§ **任務要求**:
1. 在「敵兵佈陣」題面中,Tidy 打電話向誰求救?
2. 請從「敵兵佈陣」題面中摘錄原文:由含有「中央情報局要研究敵人究竟演習」的字句起,摘到「是會受到Derek的責罵的.」這幾個字為止。

§ **原文內容**:
========================================

線段樹 初探
[kuangbin帶你飛]專題七 線段樹
A HDU 1166 敵兵佈陣
Problem Description
C國的死對頭A國這段時間正在進行軍事演習,所以C國間諜頭子Derek和他手下Tidy又開始忙乎了。A國在海岸線沿直線佈置了N個工兵營地,Derek和Tidy的任務就是要監視這些工兵營地的活動情況。由於採取了某種先進的監測手段,所以每個工兵營地的人數C國都掌握的一清二楚,每個工兵營地的人數都有可能發生變動,可能增加或減少若干人手,但這些都逃不過C國的監視。
中央情報局要研究敵人究竟演習什麼戰術,所以Tidy要隨時向Derek彙報某一段連續的工兵營地一共有多少人,例如Derek問:“Tidy,馬上彙報第3個營地到第10個營地共有多少人!”Tidy就要馬上開始計算這一段的總人數並彙報。但敵兵營地的人數經常變動,而Derek每次詢問的段都不一樣,所以Tidy不得不每次都一個一個營地的去數,很快就精疲力盡了,Derek對Tidy的計算速度越來越不滿:"你個死肥仔,算得這麼慢,我炒你魷魚!”Tidy想:“你自己來算算看,這可真是一項累人的工作!我恨不得你炒我魷魚呢!”無奈之下,Tidy只好打電話向計算機專家Windbreaker求救,Windbreaker說:“死肥仔,叫你平時做多點acm題和看多點算法書,現在嚐到苦果了吧!”Tidy說:"我知錯了。。。"但Windbreaker已經掛掉電話了。Tidy很苦惱,這麼算他真的會崩潰的,聰明的讀者,你能寫個程序幫他完成這項工作嗎?不過如果你的程序效率不夠高的話,Tidy還是會受到Derek的責罵的.

========================================

版面標註記錄
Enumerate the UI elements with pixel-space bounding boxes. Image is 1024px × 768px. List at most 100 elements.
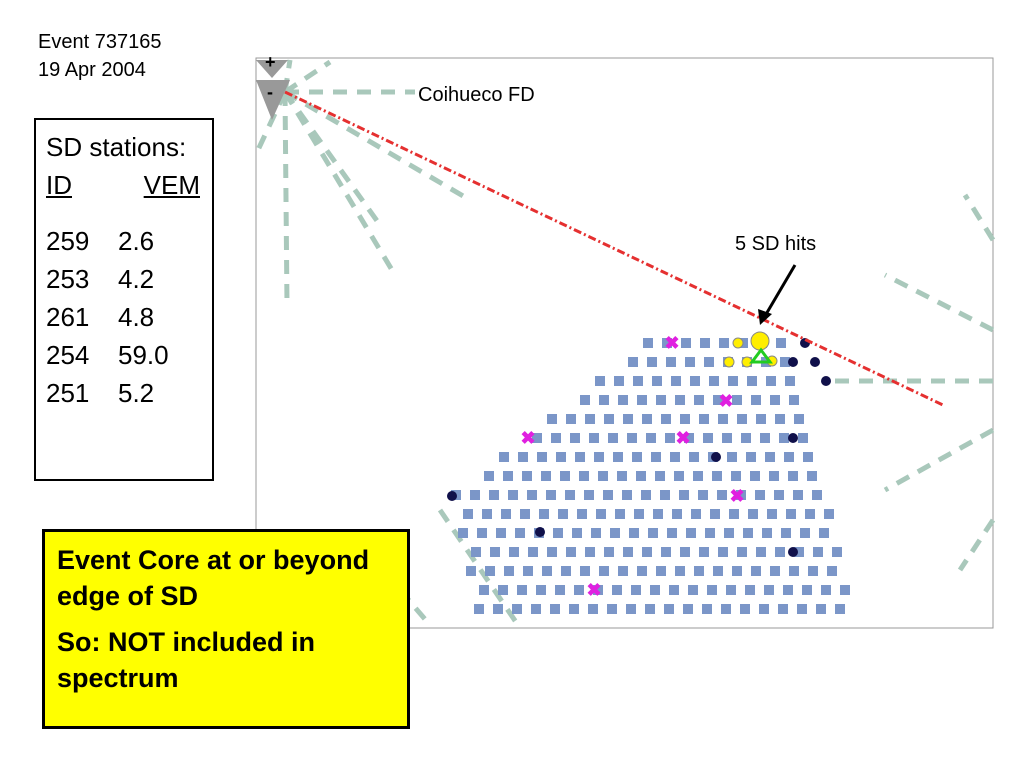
sd-station xyxy=(645,604,655,614)
sd-station xyxy=(746,452,756,462)
sd-station xyxy=(679,490,689,500)
sd-station xyxy=(652,376,662,386)
sd-station xyxy=(618,566,628,576)
sd-station xyxy=(626,604,636,614)
fd-ray xyxy=(883,272,995,333)
fd-ray xyxy=(283,89,472,203)
sd-station xyxy=(755,490,765,500)
sd-station xyxy=(779,433,789,443)
sd-station xyxy=(656,395,666,405)
sd-station xyxy=(637,566,647,576)
table-cell: 259 xyxy=(46,226,90,256)
sd-station xyxy=(496,528,506,538)
sd-station xyxy=(684,433,694,443)
dead-station xyxy=(788,357,798,367)
table-cell: 4.2 xyxy=(118,264,155,294)
sd-station xyxy=(550,604,560,614)
sd-station xyxy=(596,509,606,519)
sd-station xyxy=(493,604,503,614)
sd-station xyxy=(520,509,530,519)
sd-station xyxy=(808,566,818,576)
hit-station xyxy=(750,331,770,351)
sd-station xyxy=(765,452,775,462)
sd-station xyxy=(698,490,708,500)
sd-station xyxy=(629,528,639,538)
sd-station xyxy=(482,509,492,519)
sd-station xyxy=(650,585,660,595)
sd-station xyxy=(718,547,728,557)
sd-station xyxy=(807,471,817,481)
sd-station xyxy=(713,395,723,405)
sd-station xyxy=(690,376,700,386)
sd-station xyxy=(802,585,812,595)
hit-station xyxy=(732,337,744,349)
fd-ray xyxy=(883,427,995,493)
sd-station xyxy=(577,509,587,519)
sd-station xyxy=(798,433,808,443)
sd-station xyxy=(778,604,788,614)
sd-station xyxy=(719,338,729,348)
sd-station xyxy=(681,338,691,348)
sd-station xyxy=(536,585,546,595)
sd-station xyxy=(604,547,614,557)
dead-station xyxy=(711,452,721,462)
bad-station: ✖ xyxy=(520,428,535,448)
sd-station xyxy=(784,452,794,462)
sd-station xyxy=(685,357,695,367)
sd-station xyxy=(651,452,661,462)
sd-station xyxy=(759,604,769,614)
sd-station xyxy=(527,490,537,500)
zoom-in-label[interactable]: + xyxy=(265,52,276,72)
zoom-out[interactable]: - xyxy=(256,80,290,120)
sd-station xyxy=(740,604,750,614)
zoom-in[interactable]: + xyxy=(256,52,288,78)
sd-station xyxy=(756,547,766,557)
sd-station xyxy=(789,566,799,576)
sd-station xyxy=(558,509,568,519)
sd-station xyxy=(579,471,589,481)
sd-station xyxy=(623,547,633,557)
sd-station xyxy=(717,490,727,500)
sd-station xyxy=(632,452,642,462)
sd-station xyxy=(470,490,480,500)
sd-station xyxy=(662,338,672,348)
station-table: SD stations: ID VEM 259 2.6 253 4.2 261 4.8 25… xyxy=(34,118,214,481)
dead-station xyxy=(810,357,820,367)
sd-station xyxy=(509,547,519,557)
sd-station xyxy=(713,566,723,576)
sd-station xyxy=(618,395,628,405)
sd-station xyxy=(743,528,753,538)
sd-station xyxy=(653,509,663,519)
table-cell: 261 xyxy=(46,302,90,332)
conclusion-box: Event Core at or beyond edge of SD So: N… xyxy=(42,529,410,729)
sd-station xyxy=(727,452,737,462)
zoom-out-label[interactable]: - xyxy=(267,82,273,102)
table-cell: 5.2 xyxy=(118,378,155,408)
sd-station xyxy=(756,414,766,424)
sd-station xyxy=(671,376,681,386)
sd-station xyxy=(693,471,703,481)
sd-station xyxy=(664,604,674,614)
sd-station xyxy=(575,452,585,462)
sd-station xyxy=(556,452,566,462)
sd-station xyxy=(594,452,604,462)
sd-station xyxy=(474,604,484,614)
sd-station xyxy=(689,452,699,462)
sd-station xyxy=(648,528,658,538)
sd-station xyxy=(646,433,656,443)
sd-station xyxy=(783,585,793,595)
sd-station xyxy=(542,566,552,576)
dead-station xyxy=(447,491,457,501)
sd-station xyxy=(661,547,671,557)
sd-station xyxy=(699,547,709,557)
sd-station xyxy=(647,357,657,367)
note-line: Event Core at or beyond edge of SD xyxy=(57,545,370,611)
sd-station xyxy=(669,585,679,595)
sd-station xyxy=(627,433,637,443)
map-frame xyxy=(255,57,994,629)
sd-station xyxy=(477,528,487,538)
sd-station xyxy=(774,490,784,500)
sd-station xyxy=(551,433,561,443)
column-header: ID xyxy=(46,170,72,200)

========================================

§ **完整解答**:
1. 計算機專家 Windbreaker。

2.
中央情報局要研究敵人究竟演習什麼戰術,所以Tidy要隨時向Derek彙報某一段連續的工兵營地一共有多少人,例如Derek問:“Tidy,馬上彙報第3個營地到第10個營地共有多少人!”Tidy就要馬上開始計算這一段的總人數並彙報。但敵兵營地的人數經常變動,而Derek每次詢問的段都不一樣,所以Tidy不得不每次都一個一個營地的去數,很快就精疲力盡了,Derek對Tidy的計算速度越來越不滿:"你個死肥仔,算得這麼慢,我炒你魷魚!”Tidy想:“你自己來算算看,這可真是一項累人的工作!我恨不得你炒我魷魚呢!”無奈之下,Tidy只好打電話向計算機專家Windbreaker求救,Windbreaker說:“死肥仔,叫你平時做多點acm題和看多點算法書,現在嚐到苦果了吧!”Tidy說:"我知錯了。。。"但Windbreaker已經掛掉電話了。Tidy很苦惱,這麼算他真的會崩潰的,聰明的讀者,你能寫個程序幫他完成這項工作嗎?不過如果你的程序效率不夠高的話,Tidy還是會受到Derek的責罵的.